Goal of the exercise.
Rewrite the entries below, changing every "Mass Flowrate" to "Mass Flow Rate" and leaving everything else as it is.
---*---
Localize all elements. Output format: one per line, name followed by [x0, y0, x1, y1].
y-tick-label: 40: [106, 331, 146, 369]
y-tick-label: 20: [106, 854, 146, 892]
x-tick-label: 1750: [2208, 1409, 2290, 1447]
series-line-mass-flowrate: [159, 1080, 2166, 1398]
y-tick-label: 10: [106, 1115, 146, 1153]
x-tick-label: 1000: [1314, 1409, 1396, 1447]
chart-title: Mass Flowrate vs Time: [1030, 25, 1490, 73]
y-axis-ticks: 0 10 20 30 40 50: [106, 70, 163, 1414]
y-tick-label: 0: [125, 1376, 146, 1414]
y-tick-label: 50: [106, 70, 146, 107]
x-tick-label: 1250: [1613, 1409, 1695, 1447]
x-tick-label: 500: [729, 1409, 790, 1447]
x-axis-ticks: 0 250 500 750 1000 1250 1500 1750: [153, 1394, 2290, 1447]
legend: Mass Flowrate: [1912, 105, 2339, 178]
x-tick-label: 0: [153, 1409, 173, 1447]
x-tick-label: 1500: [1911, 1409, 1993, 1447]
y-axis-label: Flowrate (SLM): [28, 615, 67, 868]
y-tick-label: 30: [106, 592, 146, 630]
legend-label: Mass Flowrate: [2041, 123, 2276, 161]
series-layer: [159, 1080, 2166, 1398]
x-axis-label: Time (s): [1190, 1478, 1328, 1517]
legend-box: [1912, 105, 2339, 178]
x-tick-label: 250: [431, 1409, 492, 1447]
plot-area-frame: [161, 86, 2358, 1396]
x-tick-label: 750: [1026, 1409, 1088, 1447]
---*---
The answer.
Localize all elements. Output format: one per line, name followed by [x0, y0, x1, y1].
y-tick-label: 40: [106, 331, 146, 369]
y-tick-label: 20: [106, 854, 146, 892]
x-tick-label: 1750: [2208, 1409, 2290, 1447]
series-line-mass-flowrate: [159, 1080, 2166, 1398]
y-tick-label: 10: [106, 1115, 146, 1153]
x-tick-label: 1000: [1314, 1409, 1396, 1447]
chart-title: Mass Flow Rate vs Time: [1030, 25, 1490, 73]
y-axis-ticks: 0 10 20 30 40 50: [106, 70, 163, 1414]
y-tick-label: 0: [125, 1376, 146, 1414]
y-tick-label: 50: [106, 70, 146, 107]
x-tick-label: 1250: [1613, 1409, 1695, 1447]
x-tick-label: 500: [729, 1409, 790, 1447]
x-axis-ticks: 0 250 500 750 1000 1250 1500 1750: [153, 1394, 2290, 1447]
legend: Mass Flow Rate: [1912, 105, 2339, 178]
x-tick-label: 0: [153, 1409, 173, 1447]
x-tick-label: 1500: [1911, 1409, 1993, 1447]
y-axis-label: Flowrate (SLM): [28, 615, 67, 868]
y-tick-label: 30: [106, 592, 146, 630]
legend-label: Mass Flow Rate: [2041, 123, 2276, 161]
series-layer: [159, 1080, 2166, 1398]
x-axis-label: Time (s): [1190, 1478, 1328, 1517]
legend-box: [1912, 105, 2339, 178]
x-tick-label: 250: [431, 1409, 492, 1447]
plot-area-frame: [161, 86, 2358, 1396]
x-tick-label: 750: [1026, 1409, 1088, 1447]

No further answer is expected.